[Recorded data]
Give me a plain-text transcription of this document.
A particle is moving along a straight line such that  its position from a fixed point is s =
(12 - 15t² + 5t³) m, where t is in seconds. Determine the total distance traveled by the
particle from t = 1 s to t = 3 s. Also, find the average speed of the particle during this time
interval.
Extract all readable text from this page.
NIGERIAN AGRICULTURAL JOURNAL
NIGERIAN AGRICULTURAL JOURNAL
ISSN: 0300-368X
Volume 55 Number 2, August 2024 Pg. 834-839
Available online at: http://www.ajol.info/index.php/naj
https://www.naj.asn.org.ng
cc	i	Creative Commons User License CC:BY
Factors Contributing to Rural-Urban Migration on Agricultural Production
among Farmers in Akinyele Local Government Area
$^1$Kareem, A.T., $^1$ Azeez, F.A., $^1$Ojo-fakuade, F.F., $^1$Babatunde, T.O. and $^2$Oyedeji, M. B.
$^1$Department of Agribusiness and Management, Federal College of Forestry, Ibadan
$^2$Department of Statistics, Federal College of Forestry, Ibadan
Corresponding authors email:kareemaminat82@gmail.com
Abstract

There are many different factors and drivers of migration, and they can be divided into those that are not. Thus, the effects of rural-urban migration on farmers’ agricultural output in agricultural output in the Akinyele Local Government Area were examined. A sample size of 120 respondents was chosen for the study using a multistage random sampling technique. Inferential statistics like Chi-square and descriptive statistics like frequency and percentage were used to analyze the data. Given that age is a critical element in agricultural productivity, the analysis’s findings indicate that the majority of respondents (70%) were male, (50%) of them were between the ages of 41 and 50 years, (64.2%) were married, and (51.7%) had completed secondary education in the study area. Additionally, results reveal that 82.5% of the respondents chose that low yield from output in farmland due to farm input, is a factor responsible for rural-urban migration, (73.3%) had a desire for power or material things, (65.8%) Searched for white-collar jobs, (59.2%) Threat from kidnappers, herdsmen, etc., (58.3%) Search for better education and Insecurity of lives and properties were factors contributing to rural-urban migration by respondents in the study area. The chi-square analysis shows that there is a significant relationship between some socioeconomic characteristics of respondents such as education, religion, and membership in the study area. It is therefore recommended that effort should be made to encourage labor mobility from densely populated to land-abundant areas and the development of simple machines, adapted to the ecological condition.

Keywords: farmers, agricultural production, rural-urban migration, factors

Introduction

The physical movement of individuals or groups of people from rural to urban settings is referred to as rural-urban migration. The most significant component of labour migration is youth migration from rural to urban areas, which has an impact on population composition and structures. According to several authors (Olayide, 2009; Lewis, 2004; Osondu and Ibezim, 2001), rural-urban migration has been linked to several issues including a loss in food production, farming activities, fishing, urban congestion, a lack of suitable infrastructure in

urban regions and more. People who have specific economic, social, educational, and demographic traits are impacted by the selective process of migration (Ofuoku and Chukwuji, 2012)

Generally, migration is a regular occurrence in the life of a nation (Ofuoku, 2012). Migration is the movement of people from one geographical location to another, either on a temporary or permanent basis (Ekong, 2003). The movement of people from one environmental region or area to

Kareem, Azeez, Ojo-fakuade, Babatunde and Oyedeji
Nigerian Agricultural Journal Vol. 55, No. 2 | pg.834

#### SET TASK:
All the entries above need to be reproduced exactly.

#### WRITTEN SOLUTION:
Give me a plain-text transcription of this document.
A particle is moving along a straight line such that  its position from a fixed point is s =
(12 - 15t² + 5t³) m, where t is in seconds. Determine the total distance traveled by the
particle from t = 1 s to t = 3 s. Also, find the average speed of the particle during this time
interval.
Extract all readable text from this page.
NIGERIAN AGRICULTURAL JOURNAL
NIGERIAN AGRICULTURAL JOURNAL
ISSN: 0300-368X
Volume 55 Number 2, August 2024 Pg. 834-839
Available online at: http://www.ajol.info/index.php/naj
https://www.naj.asn.org.ng
cc	i	Creative Commons User License CC:BY
Factors Contributing to Rural-Urban Migration on Agricultural Production
among Farmers in Akinyele Local Government Area
$^1$Kareem, A.T., $^1$ Azeez, F.A., $^1$Ojo-fakuade, F.F., $^1$Babatunde, T.O. and $^2$Oyedeji, M. B.
$^1$Department of Agribusiness and Management, Federal College of Forestry, Ibadan
$^2$Department of Statistics, Federal College of Forestry, Ibadan
Corresponding authors email:kareemaminat82@gmail.com
Abstract

There are many different factors and drivers of migration, and they can be divided into those that are not. Thus, the effects of rural-urban migration on farmers’ agricultural output in agricultural output in the Akinyele Local Government Area were examined. A sample size of 120 respondents was chosen for the study using a multistage random sampling technique. Inferential statistics like Chi-square and descriptive statistics like frequency and percentage were used to analyze the data. Given that age is a critical element in agricultural productivity, the analysis’s findings indicate that the majority of respondents (70%) were male, (50%) of them were between the ages of 41 and 50 years, (64.2%) were married, and (51.7%) had completed secondary education in the study area. Additionally, results reveal that 82.5% of the respondents chose that low yield from output in farmland due to farm input, is a factor responsible for rural-urban migration, (73.3%) had a desire for power or material things, (65.8%) Searched for white-collar jobs, (59.2%) Threat from kidnappers, herdsmen, etc., (58.3%) Search for better education and Insecurity of lives and properties were factors contributing to rural-urban migration by respondents in the study area. The chi-square analysis shows that there is a significant relationship between some socioeconomic characteristics of respondents such as education, religion, and membership in the study area. It is therefore recommended that effort should be made to encourage labor mobility from densely populated to land-abundant areas and the development of simple machines, adapted to the ecological condition.

Keywords: farmers, agricultural production, rural-urban migration, factors

Introduction

The physical movement of individuals or groups of people from rural to urban settings is referred to as rural-urban migration. The most significant component of labour migration is youth migration from rural to urban areas, which has an impact on population composition and structures. According to several authors (Olayide, 2009; Lewis, 2004; Osondu and Ibezim, 2001), rural-urban migration has been linked to several issues including a loss in food production, farming activities, fishing, urban congestion, a lack of suitable infrastructure in

urban regions and more. People who have specific economic, social, educational, and demographic traits are impacted by the selective process of migration (Ofuoku and Chukwuji, 2012)

Generally, migration is a regular occurrence in the life of a nation (Ofuoku, 2012). Migration is the movement of people from one geographical location to another, either on a temporary or permanent basis (Ekong, 2003). The movement of people from one environmental region or area to

Kareem, Azeez, Ojo-fakuade, Babatunde and Oyedeji
Nigerian Agricultural Journal Vol. 55, No. 2 | pg.834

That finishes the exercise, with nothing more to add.